# start of Input data
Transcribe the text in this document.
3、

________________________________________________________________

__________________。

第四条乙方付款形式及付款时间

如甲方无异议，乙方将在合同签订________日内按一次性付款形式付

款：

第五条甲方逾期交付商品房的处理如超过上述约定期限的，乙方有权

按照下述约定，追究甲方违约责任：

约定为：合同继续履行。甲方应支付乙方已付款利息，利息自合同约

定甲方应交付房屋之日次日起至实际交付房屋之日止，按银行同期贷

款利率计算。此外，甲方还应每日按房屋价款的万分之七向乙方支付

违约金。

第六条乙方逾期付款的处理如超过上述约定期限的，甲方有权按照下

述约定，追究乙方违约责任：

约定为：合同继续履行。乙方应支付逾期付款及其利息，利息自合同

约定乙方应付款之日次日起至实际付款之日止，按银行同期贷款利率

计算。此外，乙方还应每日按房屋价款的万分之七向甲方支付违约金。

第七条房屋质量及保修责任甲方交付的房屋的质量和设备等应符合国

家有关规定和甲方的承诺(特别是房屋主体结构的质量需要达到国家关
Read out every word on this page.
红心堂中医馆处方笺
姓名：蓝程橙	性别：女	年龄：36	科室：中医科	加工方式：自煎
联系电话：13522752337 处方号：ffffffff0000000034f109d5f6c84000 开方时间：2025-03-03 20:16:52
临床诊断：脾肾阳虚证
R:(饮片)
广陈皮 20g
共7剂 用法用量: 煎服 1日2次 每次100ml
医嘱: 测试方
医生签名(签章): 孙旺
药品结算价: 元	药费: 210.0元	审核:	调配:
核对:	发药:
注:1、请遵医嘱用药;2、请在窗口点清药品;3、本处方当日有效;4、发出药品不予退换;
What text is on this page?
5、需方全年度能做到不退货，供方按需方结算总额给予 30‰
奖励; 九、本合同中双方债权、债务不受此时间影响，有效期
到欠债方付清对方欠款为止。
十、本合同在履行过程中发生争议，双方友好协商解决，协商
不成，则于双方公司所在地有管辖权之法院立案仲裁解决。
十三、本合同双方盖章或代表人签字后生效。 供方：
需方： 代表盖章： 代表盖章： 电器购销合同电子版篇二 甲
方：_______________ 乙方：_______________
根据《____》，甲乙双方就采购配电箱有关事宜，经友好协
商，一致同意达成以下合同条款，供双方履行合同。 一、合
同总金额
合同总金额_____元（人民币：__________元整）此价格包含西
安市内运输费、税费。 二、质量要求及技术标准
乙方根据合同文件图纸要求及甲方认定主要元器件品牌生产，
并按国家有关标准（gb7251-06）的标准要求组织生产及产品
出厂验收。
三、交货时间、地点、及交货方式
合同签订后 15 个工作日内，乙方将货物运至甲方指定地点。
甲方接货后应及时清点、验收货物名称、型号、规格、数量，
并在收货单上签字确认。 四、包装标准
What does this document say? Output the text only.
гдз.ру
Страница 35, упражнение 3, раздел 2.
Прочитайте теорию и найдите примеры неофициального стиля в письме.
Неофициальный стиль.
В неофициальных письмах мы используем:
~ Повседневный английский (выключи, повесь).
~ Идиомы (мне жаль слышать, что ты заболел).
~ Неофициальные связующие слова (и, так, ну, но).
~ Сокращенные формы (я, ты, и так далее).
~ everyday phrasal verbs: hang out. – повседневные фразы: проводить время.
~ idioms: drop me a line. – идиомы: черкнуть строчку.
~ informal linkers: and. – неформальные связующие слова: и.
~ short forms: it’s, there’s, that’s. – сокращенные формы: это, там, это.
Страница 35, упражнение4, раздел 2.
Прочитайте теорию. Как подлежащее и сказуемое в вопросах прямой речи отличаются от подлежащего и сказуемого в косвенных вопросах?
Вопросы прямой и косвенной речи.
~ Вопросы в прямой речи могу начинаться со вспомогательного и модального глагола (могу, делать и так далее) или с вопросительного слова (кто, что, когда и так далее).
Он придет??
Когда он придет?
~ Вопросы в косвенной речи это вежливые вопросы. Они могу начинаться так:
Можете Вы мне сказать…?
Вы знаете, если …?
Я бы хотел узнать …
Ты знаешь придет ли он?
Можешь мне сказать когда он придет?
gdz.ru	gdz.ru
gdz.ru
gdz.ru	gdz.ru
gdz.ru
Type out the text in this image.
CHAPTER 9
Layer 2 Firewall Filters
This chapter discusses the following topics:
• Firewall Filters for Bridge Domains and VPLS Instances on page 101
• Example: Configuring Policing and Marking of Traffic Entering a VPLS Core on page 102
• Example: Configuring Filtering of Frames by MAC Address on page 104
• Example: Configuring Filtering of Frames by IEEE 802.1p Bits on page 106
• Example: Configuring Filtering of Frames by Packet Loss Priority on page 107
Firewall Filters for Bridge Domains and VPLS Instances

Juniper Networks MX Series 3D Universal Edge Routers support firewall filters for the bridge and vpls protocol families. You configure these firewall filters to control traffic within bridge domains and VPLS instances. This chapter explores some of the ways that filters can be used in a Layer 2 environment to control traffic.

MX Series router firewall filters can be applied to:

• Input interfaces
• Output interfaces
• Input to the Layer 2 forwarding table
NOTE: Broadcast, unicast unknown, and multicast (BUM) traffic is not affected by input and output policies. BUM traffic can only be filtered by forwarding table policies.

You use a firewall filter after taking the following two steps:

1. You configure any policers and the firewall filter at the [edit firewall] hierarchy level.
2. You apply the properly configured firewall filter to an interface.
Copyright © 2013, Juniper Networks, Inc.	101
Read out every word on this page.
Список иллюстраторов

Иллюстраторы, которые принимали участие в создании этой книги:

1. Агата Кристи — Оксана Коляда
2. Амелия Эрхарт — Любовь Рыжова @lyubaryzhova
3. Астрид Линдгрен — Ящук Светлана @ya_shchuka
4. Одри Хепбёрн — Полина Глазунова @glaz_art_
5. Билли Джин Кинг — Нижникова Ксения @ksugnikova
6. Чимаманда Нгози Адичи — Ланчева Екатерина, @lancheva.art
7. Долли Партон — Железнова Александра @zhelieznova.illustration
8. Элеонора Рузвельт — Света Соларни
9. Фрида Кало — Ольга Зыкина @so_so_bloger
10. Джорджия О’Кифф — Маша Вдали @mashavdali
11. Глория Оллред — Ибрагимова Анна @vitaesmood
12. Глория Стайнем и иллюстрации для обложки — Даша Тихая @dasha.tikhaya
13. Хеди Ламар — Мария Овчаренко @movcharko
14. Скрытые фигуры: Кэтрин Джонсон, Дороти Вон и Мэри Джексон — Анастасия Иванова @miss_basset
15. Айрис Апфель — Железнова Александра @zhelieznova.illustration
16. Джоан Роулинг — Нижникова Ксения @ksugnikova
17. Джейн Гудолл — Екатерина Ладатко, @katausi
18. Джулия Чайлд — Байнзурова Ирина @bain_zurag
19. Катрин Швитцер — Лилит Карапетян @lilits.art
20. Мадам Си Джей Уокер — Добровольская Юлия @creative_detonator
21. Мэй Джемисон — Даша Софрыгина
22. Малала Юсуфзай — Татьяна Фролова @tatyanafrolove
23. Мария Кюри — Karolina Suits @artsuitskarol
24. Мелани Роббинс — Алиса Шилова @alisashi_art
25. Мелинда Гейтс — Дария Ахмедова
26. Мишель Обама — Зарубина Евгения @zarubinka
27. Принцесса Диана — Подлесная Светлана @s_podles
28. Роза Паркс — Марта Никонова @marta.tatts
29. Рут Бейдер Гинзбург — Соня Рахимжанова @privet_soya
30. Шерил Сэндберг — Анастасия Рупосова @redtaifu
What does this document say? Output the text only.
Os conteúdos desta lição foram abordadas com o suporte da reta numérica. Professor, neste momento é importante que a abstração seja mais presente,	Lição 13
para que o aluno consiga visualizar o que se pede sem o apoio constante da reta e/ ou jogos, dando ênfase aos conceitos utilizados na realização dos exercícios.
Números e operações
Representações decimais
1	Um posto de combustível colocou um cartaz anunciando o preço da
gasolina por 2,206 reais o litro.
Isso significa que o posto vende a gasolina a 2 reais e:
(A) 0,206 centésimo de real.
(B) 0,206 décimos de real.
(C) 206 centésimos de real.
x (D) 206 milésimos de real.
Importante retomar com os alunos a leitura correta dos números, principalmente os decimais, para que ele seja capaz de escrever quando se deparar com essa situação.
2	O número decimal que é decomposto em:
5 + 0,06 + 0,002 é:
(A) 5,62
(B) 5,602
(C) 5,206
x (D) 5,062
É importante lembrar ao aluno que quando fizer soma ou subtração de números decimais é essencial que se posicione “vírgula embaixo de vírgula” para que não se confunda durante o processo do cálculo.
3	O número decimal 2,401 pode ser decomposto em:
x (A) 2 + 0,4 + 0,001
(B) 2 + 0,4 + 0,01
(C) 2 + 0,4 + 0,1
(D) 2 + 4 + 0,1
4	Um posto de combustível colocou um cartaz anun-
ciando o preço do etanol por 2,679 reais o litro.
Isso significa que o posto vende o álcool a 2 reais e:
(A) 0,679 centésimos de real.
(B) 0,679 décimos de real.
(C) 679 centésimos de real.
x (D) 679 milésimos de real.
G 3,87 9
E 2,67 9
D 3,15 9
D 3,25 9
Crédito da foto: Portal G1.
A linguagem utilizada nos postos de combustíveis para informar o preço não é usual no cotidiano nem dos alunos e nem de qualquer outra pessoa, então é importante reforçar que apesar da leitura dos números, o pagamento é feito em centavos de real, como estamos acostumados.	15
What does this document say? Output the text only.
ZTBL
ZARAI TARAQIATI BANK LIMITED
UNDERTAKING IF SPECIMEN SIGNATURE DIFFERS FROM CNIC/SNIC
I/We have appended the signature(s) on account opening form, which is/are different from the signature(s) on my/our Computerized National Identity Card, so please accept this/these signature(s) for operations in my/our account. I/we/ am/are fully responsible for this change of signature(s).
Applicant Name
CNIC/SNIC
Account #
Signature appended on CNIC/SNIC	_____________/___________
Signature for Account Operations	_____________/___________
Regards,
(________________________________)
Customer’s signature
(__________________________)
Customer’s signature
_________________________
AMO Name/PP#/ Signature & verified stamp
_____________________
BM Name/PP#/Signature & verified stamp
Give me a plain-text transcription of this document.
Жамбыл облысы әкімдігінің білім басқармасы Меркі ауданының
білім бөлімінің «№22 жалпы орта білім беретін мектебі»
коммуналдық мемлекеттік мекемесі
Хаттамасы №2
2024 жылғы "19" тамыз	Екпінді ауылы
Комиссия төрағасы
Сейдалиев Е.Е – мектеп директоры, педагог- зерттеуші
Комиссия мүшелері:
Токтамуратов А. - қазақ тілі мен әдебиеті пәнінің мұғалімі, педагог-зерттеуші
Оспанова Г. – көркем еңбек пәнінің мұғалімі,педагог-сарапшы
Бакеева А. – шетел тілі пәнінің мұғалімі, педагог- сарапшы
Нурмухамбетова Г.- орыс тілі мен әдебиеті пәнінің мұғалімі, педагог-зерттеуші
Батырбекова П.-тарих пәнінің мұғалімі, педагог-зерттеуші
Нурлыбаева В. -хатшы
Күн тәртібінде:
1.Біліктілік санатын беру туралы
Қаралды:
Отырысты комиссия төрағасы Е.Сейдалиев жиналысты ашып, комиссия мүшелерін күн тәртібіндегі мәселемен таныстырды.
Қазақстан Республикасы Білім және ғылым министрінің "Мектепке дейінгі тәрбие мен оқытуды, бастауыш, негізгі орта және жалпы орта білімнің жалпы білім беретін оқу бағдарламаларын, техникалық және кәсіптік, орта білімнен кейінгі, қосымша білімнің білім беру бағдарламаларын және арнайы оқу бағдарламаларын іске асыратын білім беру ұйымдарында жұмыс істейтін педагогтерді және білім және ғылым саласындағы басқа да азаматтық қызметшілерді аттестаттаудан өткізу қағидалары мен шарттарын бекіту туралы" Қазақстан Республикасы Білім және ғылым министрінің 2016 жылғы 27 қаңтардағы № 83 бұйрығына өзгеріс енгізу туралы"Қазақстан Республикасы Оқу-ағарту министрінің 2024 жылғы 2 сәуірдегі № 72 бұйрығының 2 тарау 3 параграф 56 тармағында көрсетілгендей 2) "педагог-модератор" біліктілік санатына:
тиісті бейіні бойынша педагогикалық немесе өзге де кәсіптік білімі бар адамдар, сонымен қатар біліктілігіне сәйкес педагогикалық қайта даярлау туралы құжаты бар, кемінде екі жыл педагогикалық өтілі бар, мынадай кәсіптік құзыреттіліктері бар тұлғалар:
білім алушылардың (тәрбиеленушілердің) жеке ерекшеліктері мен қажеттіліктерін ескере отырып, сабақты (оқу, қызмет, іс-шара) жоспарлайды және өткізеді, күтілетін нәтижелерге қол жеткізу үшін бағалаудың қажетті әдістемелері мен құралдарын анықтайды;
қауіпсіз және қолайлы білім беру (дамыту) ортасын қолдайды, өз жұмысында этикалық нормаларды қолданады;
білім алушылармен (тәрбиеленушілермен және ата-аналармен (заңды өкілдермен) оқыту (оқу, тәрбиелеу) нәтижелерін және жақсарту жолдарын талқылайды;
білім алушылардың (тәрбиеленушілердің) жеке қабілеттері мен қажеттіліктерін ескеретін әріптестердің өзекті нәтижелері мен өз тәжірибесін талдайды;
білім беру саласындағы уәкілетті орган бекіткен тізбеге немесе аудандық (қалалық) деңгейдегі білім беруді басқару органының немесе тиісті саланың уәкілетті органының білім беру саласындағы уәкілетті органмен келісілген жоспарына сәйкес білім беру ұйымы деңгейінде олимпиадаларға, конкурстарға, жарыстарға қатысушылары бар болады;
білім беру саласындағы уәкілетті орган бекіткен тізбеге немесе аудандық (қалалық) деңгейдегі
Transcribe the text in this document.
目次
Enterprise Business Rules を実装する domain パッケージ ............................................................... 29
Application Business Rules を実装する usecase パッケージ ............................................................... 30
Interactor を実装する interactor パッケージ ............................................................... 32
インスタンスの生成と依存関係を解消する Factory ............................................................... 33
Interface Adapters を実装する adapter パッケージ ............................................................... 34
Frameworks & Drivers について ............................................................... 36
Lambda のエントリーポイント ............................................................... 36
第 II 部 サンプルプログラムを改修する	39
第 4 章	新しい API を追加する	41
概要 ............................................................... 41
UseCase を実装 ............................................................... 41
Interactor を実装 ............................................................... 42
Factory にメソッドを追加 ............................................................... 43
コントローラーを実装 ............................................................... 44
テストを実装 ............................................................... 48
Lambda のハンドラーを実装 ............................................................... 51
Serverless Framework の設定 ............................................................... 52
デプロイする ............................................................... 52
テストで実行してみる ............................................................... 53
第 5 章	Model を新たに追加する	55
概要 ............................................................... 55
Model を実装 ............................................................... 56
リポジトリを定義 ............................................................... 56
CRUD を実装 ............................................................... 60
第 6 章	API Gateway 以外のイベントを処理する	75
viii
# end of Input data
Task ▸
Show every line in the records above that contains the word "слова".

Exercise output ▸
~ Неофициальные связующие слова (и, так, ну, но).
~ informal linkers: and. – неформальные связующие слова: и.
~ Вопросы в прямой речи могу начинаться со вспомогательного и модального глагола (могу, делать и так далее) или с вопросительного слова (кто, что, когда и так далее).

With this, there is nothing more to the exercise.